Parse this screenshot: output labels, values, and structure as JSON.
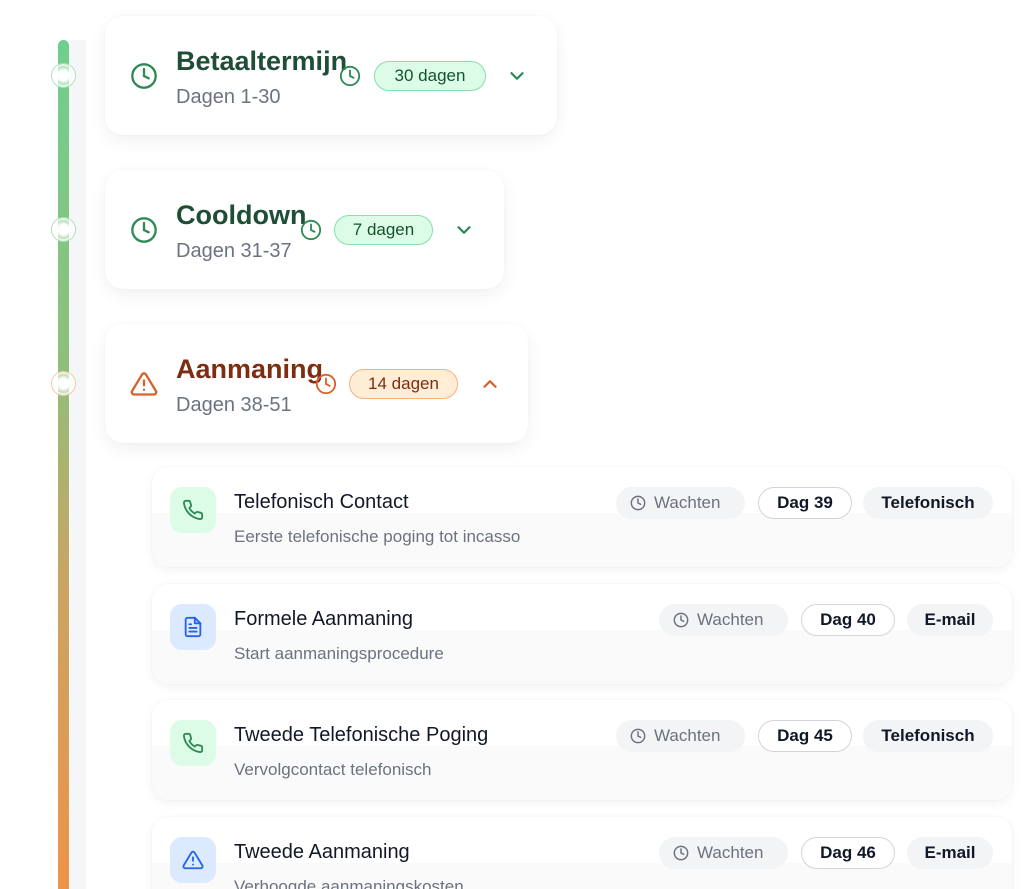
{
  "colors": {
    "green_accent": "#2f8a55",
    "orange_accent": "#d9622b",
    "blue_accent": "#2563eb"
  },
  "phases": [
    {
      "title": "Betaaltermijn",
      "subtitle": "Dagen 1-30",
      "duration": "30 dagen",
      "icon": "clock-icon",
      "status": "expanded-false"
    },
    {
      "title": "Cooldown",
      "subtitle": "Dagen 31-37",
      "duration": "7 dagen",
      "icon": "clock-icon",
      "status": "expanded-false"
    },
    {
      "title": "Aanmaning",
      "subtitle": "Dagen 38-51",
      "duration": "14 dagen",
      "icon": "warning-icon",
      "status": "expanded-true"
    }
  ],
  "steps": [
    {
      "title": "Telefonisch Contact",
      "description": "Eerste telefonische poging tot incasso",
      "status": "Wachten",
      "day": "Dag 39",
      "type": "Telefonisch",
      "icon": "phone-icon"
    },
    {
      "title": "Formele Aanmaning",
      "description": "Start aanmaningsprocedure",
      "status": "Wachten",
      "day": "Dag 40",
      "type": "E-mail",
      "icon": "document-icon"
    },
    {
      "title": "Tweede Telefonische Poging",
      "description": "Vervolgcontact telefonisch",
      "status": "Wachten",
      "day": "Dag 45",
      "type": "Telefonisch",
      "icon": "phone-icon"
    },
    {
      "title": "Tweede Aanmaning",
      "description": "Verhoogde aanmaningskosten",
      "status": "Wachten",
      "day": "Dag 46",
      "type": "E-mail",
      "icon": "warning-icon"
    }
  ]
}
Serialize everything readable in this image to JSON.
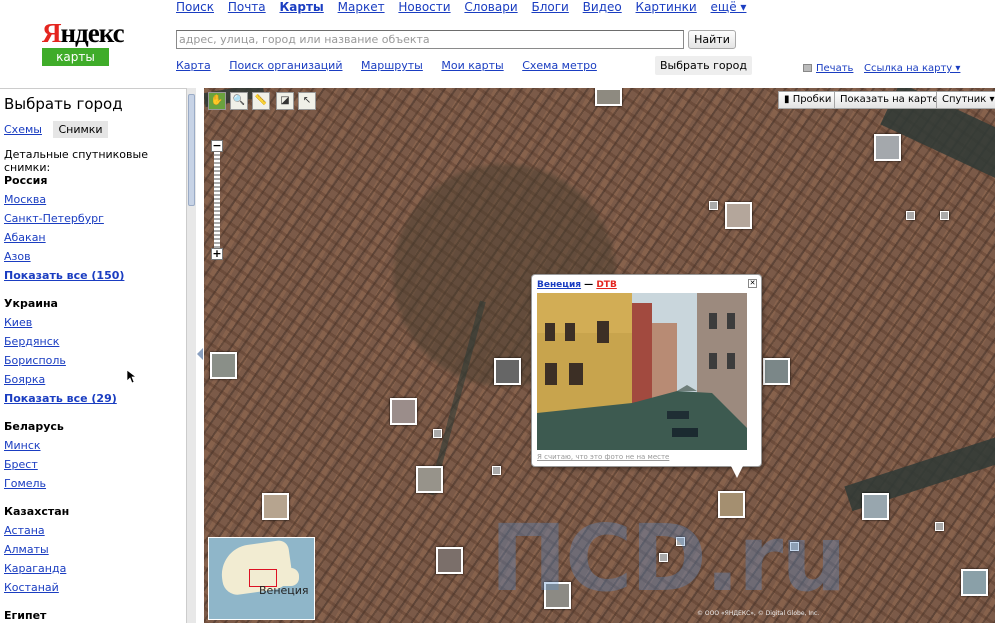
{
  "header": {
    "logo_text": "Яндекс",
    "logo_sub": "карты",
    "services": [
      "Поиск",
      "Почта",
      "Карты",
      "Маркет",
      "Новости",
      "Словари",
      "Блоги",
      "Видео",
      "Картинки",
      "ещё ▾"
    ],
    "search_placeholder": "адрес, улица, город или название объекта",
    "search_button": "Найти",
    "subnav": [
      "Карта",
      "Поиск организаций",
      "Маршруты",
      "Мои карты",
      "Схема метро"
    ],
    "choose_city": "Выбрать город",
    "print": "Печать",
    "map_link": "Ссылка на карту ▾"
  },
  "sidebar": {
    "title": "Выбрать город",
    "tab_schemes": "Схемы",
    "tab_photos": "Снимки",
    "description": "Детальные спутниковые снимки:",
    "groups": [
      {
        "country": "Россия",
        "cities": [
          "Москва",
          "Санкт-Петербург",
          "Абакан",
          "Азов"
        ],
        "show_all": "Показать все (150)"
      },
      {
        "country": "Украина",
        "cities": [
          "Киев",
          "Бердянск",
          "Борисполь",
          "Боярка"
        ],
        "show_all": "Показать все (29)"
      },
      {
        "country": "Беларусь",
        "cities": [
          "Минск",
          "Брест",
          "Гомель"
        ],
        "show_all": ""
      },
      {
        "country": "Казахстан",
        "cities": [
          "Астана",
          "Алматы",
          "Караганда",
          "Костанай"
        ],
        "show_all": ""
      },
      {
        "country": "Египет",
        "cities": [],
        "show_all": ""
      }
    ]
  },
  "map": {
    "traffic_button": "Пробки",
    "show_on_map": "Показать на карте",
    "satellite": "Спутник",
    "popup": {
      "location": "Венеция",
      "separator": " — ",
      "author": "DTB",
      "caption": "Я считаю, что это фото не на месте"
    },
    "minimap_label": "Венеция",
    "copyright": "© ООО «ЯНДЕКС», © Digital Globe, Inc."
  },
  "colors": {
    "accent_red": "#e4251f",
    "brand_green": "#3fac29",
    "link_blue": "#1a3dc1"
  }
}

# # # #

> **PROBLEM DESCRIPTION**
Transcribe every line in the entries above, taking out only the images.

> **REPLY**
Parse this screenshot: output labels, values, and structure as JSON.
{
  "colors": {
    "green_accent": "#2f8a55",
    "orange_accent": "#d9622b",
    "blue_accent": "#2563eb"
  },
  "phases": [
    {
      "title": "Betaaltermijn",
      "subtitle": "Dagen 1-30",
      "duration": "30 dagen",
      "icon": "clock-icon",
      "status": "expanded-false"
    },
    {
      "title": "Cooldown",
      "subtitle": "Dagen 31-37",
      "duration": "7 dagen",
      "icon": "clock-icon",
      "status": "expanded-false"
    },
    {
      "title": "Aanmaning",
      "subtitle": "Dagen 38-51",
      "duration": "14 dagen",
      "icon": "warning-icon",
      "status": "expanded-true"
    }
  ],
  "steps": [
    {
      "title": "Telefonisch Contact",
      "description": "Eerste telefonische poging tot incasso",
      "status": "Wachten",
      "day": "Dag 39",
      "type": "Telefonisch",
      "icon": "phone-icon"
    },
    {
      "title": "Formele Aanmaning",
      "description": "Start aanmaningsprocedure",
      "status": "Wachten",
      "day": "Dag 40",
      "type": "E-mail",
      "icon": "document-icon"
    },
    {
      "title": "Tweede Telefonische Poging",
      "description": "Vervolgcontact telefonisch",
      "status": "Wachten",
      "day": "Dag 45",
      "type": "Telefonisch",
      "icon": "phone-icon"
    },
    {
      "title": "Tweede Aanmaning",
      "description": "Verhoogde aanmaningskosten",
      "status": "Wachten",
      "day": "Dag 46",
      "type": "E-mail",
      "icon": "warning-icon"
    }
  ]
}
Serialize everything readable in this image to JSON.
{
  "header": {
    "logo_text": "Яндекс",
    "logo_sub": "карты",
    "services": [
      "Поиск",
      "Почта",
      "Карты",
      "Маркет",
      "Новости",
      "Словари",
      "Блоги",
      "Видео",
      "Картинки",
      "ещё ▾"
    ],
    "search_placeholder": "адрес, улица, город или название объекта",
    "search_button": "Найти",
    "subnav": [
      "Карта",
      "Поиск организаций",
      "Маршруты",
      "Мои карты",
      "Схема метро"
    ],
    "choose_city": "Выбрать город",
    "print": "Печать",
    "map_link": "Ссылка на карту ▾"
  },
  "sidebar": {
    "title": "Выбрать город",
    "tab_schemes": "Схемы",
    "tab_photos": "Снимки",
    "description": "Детальные спутниковые снимки:",
    "groups": [
      {
        "country": "Россия",
        "cities": [
          "Москва",
          "Санкт-Петербург",
          "Абакан",
          "Азов"
        ],
        "show_all": "Показать все (150)"
      },
      {
        "country": "Украина",
        "cities": [
          "Киев",
          "Бердянск",
          "Борисполь",
          "Боярка"
        ],
        "show_all": "Показать все (29)"
      },
      {
        "country": "Беларусь",
        "cities": [
          "Минск",
          "Брест",
          "Гомель"
        ],
        "show_all": ""
      },
      {
        "country": "Казахстан",
        "cities": [
          "Астана",
          "Алматы",
          "Караганда",
          "Костанай"
        ],
        "show_all": ""
      },
      {
        "country": "Египет",
        "cities": [],
        "show_all": ""
      }
    ]
  },
  "map": {
    "traffic_button": "Пробки",
    "show_on_map": "Показать на карте",
    "satellite": "Спутник",
    "popup": {
      "location": "Венеция",
      "separator": " — ",
      "author": "DTB",
      "caption": "Я считаю, что это фото не на месте"
    },
    "minimap_label": "Венеция",
    "copyright": "© ООО «ЯНДЕКС», © Digital Globe, Inc."
  },
  "colors": {
    "accent_red": "#e4251f",
    "brand_green": "#3fac29",
    "link_blue": "#1a3dc1"
  }
}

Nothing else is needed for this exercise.